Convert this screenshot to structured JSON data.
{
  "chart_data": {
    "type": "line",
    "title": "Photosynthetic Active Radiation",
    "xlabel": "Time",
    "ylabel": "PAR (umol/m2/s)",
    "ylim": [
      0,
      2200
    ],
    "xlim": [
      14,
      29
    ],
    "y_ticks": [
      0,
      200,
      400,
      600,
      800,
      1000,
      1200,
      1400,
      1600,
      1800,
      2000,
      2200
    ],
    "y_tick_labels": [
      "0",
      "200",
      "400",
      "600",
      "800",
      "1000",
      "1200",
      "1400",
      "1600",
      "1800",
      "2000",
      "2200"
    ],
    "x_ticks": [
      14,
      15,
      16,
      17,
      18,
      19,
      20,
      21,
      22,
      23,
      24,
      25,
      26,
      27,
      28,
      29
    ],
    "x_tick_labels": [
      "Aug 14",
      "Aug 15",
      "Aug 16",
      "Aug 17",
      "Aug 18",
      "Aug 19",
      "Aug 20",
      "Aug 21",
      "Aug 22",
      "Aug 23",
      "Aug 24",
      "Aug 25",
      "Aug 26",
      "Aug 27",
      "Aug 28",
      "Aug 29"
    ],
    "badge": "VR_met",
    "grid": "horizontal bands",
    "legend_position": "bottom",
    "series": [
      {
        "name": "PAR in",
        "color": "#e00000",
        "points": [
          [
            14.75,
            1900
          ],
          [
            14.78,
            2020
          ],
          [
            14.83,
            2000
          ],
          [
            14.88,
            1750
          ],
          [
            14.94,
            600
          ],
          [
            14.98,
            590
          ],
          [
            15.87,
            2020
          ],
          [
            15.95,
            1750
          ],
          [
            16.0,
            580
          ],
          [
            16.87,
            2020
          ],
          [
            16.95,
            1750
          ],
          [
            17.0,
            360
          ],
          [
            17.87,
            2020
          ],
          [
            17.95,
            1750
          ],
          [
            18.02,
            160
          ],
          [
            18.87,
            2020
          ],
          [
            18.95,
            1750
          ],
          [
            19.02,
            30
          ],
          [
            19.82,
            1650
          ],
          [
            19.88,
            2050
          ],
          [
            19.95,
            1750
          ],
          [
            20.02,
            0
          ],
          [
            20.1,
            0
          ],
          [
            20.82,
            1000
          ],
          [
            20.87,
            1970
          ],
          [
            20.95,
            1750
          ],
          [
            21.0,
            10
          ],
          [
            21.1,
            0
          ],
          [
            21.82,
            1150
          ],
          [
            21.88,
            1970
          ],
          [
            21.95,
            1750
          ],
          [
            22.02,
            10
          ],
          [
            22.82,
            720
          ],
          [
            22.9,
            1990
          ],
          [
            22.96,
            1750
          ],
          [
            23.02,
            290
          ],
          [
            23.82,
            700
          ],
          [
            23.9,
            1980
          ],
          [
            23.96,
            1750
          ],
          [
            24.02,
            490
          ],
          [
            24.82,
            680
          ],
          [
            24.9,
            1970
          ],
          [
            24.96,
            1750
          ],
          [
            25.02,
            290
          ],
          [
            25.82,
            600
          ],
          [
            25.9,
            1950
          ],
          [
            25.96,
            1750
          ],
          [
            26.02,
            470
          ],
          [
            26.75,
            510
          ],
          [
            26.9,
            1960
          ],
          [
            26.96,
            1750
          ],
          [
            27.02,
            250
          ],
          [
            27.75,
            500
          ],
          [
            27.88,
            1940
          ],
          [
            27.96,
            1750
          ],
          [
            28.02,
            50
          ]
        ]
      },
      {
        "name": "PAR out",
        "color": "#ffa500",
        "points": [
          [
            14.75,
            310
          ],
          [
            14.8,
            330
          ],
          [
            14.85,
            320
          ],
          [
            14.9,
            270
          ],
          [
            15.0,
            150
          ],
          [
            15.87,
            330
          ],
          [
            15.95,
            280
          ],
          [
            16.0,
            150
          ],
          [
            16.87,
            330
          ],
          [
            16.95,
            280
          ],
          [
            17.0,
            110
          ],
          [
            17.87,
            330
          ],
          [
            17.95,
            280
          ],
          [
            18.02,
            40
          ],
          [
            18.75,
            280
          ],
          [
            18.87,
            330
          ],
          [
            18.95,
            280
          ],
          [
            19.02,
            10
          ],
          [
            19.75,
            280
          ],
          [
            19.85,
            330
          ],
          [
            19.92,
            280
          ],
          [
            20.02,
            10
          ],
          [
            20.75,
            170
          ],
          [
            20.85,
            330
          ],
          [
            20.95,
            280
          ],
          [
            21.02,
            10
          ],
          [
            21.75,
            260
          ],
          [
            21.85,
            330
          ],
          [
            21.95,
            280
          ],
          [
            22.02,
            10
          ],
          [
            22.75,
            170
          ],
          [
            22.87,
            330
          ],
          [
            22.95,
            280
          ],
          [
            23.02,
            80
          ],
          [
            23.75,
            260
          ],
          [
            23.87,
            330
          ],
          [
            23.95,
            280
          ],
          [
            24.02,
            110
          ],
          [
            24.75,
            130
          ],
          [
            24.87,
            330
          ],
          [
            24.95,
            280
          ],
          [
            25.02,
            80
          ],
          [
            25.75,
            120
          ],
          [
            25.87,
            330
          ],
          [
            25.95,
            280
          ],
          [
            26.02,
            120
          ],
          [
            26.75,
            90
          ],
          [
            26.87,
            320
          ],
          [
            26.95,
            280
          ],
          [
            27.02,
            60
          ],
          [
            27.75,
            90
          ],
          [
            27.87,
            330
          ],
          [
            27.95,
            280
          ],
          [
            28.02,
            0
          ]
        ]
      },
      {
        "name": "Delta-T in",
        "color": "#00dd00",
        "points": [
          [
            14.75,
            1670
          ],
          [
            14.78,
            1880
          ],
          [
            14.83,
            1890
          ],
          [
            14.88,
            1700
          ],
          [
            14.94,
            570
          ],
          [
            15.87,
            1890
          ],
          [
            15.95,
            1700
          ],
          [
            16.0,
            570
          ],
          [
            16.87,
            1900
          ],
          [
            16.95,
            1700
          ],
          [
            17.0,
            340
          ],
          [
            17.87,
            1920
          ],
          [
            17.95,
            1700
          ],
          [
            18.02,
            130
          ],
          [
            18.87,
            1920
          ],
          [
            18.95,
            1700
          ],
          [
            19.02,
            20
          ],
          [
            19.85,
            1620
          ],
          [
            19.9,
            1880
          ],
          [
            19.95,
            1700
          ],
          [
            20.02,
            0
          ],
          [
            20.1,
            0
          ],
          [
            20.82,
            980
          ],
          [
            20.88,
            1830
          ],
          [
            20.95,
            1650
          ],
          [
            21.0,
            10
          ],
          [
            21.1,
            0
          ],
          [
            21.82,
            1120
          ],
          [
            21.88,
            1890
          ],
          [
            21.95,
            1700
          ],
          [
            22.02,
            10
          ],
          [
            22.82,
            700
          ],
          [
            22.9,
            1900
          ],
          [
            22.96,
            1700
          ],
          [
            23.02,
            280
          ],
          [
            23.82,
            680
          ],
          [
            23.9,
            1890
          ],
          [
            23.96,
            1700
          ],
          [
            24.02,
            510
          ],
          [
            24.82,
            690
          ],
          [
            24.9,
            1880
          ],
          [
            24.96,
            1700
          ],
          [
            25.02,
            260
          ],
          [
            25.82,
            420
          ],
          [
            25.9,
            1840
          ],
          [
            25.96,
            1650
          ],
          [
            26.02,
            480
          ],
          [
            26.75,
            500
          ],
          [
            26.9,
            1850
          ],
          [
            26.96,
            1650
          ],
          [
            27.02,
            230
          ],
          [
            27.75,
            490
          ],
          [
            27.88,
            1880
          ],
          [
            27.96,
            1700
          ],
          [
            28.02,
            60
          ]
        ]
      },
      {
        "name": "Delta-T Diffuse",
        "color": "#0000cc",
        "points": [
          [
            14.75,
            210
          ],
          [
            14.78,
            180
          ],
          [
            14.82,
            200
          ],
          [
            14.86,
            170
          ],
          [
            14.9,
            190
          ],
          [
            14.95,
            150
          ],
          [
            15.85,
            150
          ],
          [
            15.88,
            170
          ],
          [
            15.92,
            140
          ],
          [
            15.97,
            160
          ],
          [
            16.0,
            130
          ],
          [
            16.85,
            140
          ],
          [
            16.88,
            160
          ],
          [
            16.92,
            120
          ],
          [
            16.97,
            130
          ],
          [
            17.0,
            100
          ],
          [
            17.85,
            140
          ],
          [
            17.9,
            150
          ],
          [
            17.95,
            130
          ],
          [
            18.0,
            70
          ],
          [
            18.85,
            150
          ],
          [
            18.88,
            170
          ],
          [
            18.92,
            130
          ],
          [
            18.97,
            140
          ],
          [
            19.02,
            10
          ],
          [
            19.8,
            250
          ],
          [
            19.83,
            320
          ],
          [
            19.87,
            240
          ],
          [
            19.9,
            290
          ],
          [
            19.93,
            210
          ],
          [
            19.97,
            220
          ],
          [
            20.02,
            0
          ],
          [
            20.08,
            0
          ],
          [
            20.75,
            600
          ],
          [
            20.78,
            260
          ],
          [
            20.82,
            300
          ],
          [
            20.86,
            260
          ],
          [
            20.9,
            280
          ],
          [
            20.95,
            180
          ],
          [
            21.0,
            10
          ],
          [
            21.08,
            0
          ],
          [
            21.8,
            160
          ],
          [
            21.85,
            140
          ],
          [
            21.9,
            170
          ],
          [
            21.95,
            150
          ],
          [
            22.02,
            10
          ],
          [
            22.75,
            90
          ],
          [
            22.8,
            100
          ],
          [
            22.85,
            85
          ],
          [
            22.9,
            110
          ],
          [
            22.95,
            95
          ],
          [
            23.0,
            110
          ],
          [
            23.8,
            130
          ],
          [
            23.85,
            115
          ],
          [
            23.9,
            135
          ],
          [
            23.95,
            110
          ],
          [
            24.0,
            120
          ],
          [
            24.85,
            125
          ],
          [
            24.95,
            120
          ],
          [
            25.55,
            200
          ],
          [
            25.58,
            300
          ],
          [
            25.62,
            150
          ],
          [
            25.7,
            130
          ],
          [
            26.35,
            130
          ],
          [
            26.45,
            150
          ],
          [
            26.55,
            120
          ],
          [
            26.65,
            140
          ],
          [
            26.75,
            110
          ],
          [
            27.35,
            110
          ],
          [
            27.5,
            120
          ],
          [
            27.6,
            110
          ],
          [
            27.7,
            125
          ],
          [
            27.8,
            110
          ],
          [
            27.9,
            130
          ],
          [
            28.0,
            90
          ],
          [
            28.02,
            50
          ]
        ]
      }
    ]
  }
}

§ **DIRECTIONS**:
Of all the lines in the material above, how many contain the word "name"? Give only the count.

§ **ANSWER BELOW**:
4